== Your goal ==
Return each line of the material verbatim.

━━━━━━━━

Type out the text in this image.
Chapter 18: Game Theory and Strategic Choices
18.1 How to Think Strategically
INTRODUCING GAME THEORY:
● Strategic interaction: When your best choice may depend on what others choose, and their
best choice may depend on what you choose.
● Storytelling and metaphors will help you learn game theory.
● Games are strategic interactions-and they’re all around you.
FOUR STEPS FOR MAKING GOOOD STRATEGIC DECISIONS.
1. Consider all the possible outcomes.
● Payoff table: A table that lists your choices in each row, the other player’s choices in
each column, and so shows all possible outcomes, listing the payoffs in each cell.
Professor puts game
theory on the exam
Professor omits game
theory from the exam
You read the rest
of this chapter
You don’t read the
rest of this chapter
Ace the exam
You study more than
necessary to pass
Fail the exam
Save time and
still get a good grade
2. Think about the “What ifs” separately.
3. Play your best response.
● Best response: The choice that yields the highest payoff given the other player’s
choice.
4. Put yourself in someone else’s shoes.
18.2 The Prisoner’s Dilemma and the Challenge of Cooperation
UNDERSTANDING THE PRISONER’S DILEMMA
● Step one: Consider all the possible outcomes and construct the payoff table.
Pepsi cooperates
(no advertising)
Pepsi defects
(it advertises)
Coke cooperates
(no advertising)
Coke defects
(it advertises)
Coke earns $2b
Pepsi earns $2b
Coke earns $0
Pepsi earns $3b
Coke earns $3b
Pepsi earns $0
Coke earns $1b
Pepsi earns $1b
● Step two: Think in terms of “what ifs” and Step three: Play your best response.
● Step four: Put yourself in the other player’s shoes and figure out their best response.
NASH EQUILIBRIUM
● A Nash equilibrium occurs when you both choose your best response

━━━━━━━━

== Full answer ==
Type out the text in this image.
Chapter 18: Game Theory and Strategic Choices
18.1 How to Think Strategically
INTRODUCING GAME THEORY:
● Strategic interaction: When your best choice may depend on what others choose, and their
best choice may depend on what you choose.
● Storytelling and metaphors will help you learn game theory.
● Games are strategic interactions-and they’re all around you.
FOUR STEPS FOR MAKING GOOOD STRATEGIC DECISIONS.
1. Consider all the possible outcomes.
● Payoff table: A table that lists your choices in each row, the other player’s choices in
each column, and so shows all possible outcomes, listing the payoffs in each cell.
Professor puts game
theory on the exam
Professor omits game
theory from the exam
You read the rest
of this chapter
You don’t read the
rest of this chapter
Ace the exam
You study more than
necessary to pass
Fail the exam
Save time and
still get a good grade
2. Think about the “What ifs” separately.
3. Play your best response.
● Best response: The choice that yields the highest payoff given the other player’s
choice.
4. Put yourself in someone else’s shoes.
18.2 The Prisoner’s Dilemma and the Challenge of Cooperation
UNDERSTANDING THE PRISONER’S DILEMMA
● Step one: Consider all the possible outcomes and construct the payoff table.
Pepsi cooperates
(no advertising)
Pepsi defects
(it advertises)
Coke cooperates
(no advertising)
Coke defects
(it advertises)
Coke earns $2b
Pepsi earns $2b
Coke earns $0
Pepsi earns $3b
Coke earns $3b
Pepsi earns $0
Coke earns $1b
Pepsi earns $1b
● Step two: Think in terms of “what ifs” and Step three: Play your best response.
● Step four: Put yourself in the other player’s shoes and figure out their best response.
NASH EQUILIBRIUM
● A Nash equilibrium occurs when you both choose your best response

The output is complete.